PROBLEM REQUIREMENTS ▸
Copy out each line that mentions the word "there".

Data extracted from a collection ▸
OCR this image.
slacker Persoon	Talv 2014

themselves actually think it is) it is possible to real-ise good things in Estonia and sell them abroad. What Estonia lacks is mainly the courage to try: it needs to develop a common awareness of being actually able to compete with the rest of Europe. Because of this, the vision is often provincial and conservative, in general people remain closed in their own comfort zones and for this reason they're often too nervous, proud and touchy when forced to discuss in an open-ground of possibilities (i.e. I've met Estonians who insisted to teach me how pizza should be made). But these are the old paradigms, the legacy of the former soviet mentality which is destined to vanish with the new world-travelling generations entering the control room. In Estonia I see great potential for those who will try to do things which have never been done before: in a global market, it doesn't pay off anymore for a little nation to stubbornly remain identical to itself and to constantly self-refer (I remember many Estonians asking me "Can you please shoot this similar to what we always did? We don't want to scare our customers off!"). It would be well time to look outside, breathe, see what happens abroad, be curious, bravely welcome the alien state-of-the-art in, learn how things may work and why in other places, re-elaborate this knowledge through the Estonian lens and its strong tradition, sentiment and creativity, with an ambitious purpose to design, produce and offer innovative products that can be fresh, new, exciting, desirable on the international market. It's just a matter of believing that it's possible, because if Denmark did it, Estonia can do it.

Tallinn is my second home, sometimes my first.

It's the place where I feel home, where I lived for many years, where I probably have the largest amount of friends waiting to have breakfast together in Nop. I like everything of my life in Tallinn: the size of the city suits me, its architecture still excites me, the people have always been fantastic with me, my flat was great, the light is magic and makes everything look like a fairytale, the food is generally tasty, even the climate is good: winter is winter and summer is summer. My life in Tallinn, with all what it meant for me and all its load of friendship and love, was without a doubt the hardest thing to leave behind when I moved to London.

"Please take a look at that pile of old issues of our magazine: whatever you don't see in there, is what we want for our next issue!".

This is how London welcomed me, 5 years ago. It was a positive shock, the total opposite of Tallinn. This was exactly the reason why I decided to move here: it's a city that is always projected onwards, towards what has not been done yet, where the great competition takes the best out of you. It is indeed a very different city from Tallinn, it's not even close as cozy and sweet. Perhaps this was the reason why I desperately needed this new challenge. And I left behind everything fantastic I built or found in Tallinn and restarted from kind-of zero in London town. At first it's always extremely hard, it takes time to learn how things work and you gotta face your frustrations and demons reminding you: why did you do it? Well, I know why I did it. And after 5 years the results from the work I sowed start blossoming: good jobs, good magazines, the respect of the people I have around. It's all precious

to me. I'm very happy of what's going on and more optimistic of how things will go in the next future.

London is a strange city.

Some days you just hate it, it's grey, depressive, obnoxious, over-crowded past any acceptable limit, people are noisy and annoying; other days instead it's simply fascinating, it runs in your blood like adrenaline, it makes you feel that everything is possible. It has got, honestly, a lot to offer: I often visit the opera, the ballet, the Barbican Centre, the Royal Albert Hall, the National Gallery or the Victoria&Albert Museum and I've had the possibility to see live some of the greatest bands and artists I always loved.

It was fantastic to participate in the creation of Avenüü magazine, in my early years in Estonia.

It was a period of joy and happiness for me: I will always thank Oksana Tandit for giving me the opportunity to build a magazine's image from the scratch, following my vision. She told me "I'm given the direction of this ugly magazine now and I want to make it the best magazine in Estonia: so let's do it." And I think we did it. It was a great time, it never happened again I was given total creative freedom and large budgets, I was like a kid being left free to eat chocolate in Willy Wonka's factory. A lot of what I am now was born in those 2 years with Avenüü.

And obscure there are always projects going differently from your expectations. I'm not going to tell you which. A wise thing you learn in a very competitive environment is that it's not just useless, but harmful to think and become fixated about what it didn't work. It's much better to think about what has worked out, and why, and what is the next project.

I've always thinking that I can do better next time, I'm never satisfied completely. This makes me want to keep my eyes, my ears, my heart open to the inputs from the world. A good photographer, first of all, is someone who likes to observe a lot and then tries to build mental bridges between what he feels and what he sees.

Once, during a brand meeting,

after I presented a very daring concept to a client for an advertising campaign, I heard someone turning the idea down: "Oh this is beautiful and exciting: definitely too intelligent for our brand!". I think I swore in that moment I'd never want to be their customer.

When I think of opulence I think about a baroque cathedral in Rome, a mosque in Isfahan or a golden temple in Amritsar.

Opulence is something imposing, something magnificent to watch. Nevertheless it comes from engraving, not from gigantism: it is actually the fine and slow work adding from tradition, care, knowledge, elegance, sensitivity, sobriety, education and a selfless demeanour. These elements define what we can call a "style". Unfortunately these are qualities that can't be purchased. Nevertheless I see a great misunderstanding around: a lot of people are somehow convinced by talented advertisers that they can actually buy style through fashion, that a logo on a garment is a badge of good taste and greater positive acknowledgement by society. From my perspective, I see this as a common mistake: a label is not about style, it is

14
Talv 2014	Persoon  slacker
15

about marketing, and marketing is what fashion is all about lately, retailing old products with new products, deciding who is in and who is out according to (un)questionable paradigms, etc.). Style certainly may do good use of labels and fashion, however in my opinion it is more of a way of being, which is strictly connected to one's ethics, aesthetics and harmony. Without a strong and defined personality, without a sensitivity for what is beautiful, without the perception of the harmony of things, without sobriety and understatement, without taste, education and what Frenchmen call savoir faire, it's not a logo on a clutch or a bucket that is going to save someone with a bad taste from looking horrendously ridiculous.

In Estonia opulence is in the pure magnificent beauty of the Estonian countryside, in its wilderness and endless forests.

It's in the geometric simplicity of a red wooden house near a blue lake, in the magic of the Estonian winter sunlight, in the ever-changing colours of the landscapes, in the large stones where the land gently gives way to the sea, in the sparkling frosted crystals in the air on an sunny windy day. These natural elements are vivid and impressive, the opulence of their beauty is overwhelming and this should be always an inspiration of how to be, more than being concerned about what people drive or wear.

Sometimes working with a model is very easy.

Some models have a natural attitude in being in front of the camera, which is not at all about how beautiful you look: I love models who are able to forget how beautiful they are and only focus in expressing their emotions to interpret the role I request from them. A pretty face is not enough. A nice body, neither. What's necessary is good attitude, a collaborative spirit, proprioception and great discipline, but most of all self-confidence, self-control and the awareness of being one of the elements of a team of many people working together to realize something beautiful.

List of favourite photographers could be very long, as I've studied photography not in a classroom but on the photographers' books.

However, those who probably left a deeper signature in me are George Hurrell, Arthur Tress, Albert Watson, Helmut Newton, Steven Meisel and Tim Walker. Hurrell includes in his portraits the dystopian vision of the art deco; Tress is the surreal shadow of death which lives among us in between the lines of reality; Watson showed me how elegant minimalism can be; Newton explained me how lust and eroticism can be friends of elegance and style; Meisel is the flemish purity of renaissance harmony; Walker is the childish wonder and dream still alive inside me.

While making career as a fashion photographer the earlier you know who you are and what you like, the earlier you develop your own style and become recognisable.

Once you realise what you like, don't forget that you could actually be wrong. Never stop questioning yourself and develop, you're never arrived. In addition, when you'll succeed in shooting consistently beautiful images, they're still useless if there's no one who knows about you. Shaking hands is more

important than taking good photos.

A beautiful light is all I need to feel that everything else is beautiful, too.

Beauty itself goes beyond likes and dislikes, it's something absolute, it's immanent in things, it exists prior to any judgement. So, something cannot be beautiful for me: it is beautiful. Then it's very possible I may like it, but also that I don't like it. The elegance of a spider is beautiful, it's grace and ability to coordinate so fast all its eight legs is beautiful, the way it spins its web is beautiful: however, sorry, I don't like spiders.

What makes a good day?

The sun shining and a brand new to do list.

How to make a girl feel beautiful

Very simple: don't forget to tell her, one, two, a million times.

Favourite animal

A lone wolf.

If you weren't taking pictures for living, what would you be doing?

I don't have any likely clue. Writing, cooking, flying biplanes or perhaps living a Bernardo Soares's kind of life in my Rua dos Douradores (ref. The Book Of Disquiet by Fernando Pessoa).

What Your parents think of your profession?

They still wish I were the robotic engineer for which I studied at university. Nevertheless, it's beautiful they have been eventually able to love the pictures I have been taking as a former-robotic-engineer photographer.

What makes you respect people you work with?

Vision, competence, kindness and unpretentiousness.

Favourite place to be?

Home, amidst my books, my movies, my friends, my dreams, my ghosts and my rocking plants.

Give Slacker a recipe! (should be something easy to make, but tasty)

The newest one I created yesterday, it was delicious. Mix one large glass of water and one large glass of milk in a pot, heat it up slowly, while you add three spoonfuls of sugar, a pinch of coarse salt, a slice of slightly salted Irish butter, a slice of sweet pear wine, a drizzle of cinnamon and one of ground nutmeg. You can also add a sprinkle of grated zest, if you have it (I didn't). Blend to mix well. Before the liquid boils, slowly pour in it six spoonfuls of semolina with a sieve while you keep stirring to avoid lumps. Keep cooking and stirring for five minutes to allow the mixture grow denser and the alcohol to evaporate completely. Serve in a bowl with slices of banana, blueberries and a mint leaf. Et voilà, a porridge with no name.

RESULT FOR THIS TASK ▸
"Please take a look at that pile of old issues of our magazine: whatever you don't see in there, is what we want for our next issue!".
And obscure there are always projects going differently from your expectations. I'm not going to tell you which. A wise thing you learn in a very competitive environment is that it's not just useless, but harmful to think and become fixated about what it didn't work. It's much better to think about what has worked out, and why, and what is the next project.
Once you realise what you like, don't forget that you could actually be wrong. Never stop questioning yourself and develop, you're never arrived. In addition, when you'll succeed in shooting consistently beautiful images, they're still useless if there's no one who knows about you. Shaking hands is more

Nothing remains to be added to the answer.